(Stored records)
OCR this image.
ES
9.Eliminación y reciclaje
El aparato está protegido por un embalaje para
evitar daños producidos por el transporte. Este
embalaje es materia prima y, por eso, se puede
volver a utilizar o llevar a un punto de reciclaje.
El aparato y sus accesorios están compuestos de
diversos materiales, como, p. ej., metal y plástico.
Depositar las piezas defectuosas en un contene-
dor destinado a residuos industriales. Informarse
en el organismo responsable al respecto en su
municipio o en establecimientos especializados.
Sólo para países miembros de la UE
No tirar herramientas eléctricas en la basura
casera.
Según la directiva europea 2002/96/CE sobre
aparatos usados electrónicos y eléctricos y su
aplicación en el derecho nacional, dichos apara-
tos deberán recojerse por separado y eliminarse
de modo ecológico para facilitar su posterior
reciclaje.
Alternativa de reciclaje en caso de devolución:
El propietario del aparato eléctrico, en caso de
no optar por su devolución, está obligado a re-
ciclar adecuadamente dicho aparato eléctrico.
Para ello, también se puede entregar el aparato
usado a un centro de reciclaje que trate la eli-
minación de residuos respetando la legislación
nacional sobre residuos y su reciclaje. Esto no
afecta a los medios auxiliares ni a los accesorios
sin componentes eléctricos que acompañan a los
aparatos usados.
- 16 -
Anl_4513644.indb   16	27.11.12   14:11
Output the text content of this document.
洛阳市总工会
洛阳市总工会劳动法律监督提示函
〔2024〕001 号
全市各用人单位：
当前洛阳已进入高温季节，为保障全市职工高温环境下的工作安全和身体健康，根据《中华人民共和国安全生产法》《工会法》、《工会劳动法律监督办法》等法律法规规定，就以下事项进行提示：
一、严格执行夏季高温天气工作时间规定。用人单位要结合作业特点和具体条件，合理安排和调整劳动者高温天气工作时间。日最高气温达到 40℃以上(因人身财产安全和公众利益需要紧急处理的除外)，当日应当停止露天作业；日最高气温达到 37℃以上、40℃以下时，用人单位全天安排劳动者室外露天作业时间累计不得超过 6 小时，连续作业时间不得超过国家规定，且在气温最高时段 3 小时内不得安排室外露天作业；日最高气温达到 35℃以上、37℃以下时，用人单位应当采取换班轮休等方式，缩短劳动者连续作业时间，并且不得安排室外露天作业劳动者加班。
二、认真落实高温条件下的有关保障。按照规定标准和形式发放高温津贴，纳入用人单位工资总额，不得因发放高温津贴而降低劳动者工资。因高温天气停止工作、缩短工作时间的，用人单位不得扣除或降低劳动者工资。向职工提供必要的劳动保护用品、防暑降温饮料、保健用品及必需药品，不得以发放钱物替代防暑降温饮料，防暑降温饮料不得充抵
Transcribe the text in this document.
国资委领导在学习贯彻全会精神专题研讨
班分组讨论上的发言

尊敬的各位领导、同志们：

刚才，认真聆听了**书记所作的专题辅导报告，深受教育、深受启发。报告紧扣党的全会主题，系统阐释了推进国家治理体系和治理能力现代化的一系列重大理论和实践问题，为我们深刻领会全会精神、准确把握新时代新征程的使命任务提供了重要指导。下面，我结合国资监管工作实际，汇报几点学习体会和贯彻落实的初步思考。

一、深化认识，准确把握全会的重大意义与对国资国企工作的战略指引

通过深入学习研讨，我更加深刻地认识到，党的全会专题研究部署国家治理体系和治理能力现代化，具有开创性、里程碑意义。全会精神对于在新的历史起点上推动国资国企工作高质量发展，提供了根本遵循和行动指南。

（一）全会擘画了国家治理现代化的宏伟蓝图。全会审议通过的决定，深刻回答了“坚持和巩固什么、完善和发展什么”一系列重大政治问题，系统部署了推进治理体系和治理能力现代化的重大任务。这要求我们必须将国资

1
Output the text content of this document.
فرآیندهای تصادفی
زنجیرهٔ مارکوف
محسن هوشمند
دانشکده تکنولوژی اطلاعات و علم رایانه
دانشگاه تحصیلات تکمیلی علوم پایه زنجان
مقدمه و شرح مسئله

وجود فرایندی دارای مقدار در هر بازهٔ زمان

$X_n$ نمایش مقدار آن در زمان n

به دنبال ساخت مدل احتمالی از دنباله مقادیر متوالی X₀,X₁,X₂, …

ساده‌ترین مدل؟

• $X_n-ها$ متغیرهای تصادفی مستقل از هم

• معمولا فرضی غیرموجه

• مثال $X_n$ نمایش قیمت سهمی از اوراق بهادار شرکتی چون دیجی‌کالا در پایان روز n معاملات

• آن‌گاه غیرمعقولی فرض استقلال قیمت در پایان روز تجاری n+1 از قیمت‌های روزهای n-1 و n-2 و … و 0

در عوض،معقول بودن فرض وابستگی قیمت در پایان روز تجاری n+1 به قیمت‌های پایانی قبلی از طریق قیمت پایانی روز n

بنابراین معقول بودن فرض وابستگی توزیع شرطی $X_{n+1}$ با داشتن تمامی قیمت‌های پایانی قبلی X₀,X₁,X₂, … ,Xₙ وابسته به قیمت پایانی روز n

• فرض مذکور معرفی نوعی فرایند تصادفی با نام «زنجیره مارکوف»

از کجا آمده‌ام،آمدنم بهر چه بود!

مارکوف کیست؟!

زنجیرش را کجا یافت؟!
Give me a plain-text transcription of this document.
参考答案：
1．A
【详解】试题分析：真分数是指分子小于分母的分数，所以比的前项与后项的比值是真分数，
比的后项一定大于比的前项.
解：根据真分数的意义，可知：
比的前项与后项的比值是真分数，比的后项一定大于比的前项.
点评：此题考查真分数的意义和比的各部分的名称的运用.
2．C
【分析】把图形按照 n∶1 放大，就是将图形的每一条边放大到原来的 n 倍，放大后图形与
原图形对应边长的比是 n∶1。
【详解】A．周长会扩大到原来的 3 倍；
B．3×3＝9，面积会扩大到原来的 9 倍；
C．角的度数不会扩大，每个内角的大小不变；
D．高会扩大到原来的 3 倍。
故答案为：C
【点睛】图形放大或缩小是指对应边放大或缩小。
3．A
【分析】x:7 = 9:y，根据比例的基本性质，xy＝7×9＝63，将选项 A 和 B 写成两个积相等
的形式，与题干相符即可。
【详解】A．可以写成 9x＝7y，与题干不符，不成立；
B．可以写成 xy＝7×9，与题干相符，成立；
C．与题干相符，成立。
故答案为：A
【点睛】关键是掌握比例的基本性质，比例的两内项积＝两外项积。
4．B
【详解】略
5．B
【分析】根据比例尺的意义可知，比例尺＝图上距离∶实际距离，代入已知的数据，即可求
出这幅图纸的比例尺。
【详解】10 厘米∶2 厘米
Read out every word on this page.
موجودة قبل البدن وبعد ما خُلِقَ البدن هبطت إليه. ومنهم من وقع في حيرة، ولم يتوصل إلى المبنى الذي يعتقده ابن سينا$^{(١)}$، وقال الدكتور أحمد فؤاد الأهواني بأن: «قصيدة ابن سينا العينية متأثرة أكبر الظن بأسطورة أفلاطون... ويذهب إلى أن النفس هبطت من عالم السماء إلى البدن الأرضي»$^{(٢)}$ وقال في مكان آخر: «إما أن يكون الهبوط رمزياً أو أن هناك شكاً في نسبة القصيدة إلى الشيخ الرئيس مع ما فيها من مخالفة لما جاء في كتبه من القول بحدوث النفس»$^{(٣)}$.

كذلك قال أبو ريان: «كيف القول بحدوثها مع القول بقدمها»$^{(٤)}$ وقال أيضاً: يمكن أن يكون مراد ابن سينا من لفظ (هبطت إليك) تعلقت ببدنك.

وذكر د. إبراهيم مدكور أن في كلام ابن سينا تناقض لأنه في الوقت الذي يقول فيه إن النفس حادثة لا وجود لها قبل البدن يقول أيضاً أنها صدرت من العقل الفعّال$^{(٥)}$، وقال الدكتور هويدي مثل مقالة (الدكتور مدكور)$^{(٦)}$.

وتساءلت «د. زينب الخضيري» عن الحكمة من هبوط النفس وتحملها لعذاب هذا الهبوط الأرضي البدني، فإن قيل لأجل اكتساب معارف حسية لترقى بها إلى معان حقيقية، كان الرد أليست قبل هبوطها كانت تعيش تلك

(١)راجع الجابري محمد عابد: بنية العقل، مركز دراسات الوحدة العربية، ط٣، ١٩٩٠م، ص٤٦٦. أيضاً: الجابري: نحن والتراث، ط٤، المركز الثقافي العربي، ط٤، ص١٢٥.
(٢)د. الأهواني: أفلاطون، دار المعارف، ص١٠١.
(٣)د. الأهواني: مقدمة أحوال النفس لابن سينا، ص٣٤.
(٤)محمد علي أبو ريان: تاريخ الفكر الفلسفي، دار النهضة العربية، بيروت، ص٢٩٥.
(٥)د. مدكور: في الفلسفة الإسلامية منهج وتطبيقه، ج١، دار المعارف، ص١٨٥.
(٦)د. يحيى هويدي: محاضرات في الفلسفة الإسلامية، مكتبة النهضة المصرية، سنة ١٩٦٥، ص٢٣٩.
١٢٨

# What you are asked to do
What is the number of lines above that contain "puede"? Answer with that number only.

# Answer to this problem
2